[Data excerpts]
╔══

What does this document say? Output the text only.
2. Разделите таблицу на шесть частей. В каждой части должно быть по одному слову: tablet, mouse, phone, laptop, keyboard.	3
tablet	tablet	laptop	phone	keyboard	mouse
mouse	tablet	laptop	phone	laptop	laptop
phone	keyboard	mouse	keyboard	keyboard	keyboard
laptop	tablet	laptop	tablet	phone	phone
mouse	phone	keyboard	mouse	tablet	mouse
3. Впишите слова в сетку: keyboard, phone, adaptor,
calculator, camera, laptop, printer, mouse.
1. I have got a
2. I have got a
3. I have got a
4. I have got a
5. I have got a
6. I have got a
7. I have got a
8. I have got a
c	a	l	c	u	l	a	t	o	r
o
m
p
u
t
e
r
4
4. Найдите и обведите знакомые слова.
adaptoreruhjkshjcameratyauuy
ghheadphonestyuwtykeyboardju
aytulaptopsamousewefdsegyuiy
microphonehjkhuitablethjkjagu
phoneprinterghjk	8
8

╚══

REQUEST: Check each line of the records for "have" and copy the ones that contain it.

PROBLEM SOLUTION:
1. I have got a
2. I have got a
3. I have got a
4. I have got a
5. I have got a
6. I have got a
7. I have got a
8. I have got a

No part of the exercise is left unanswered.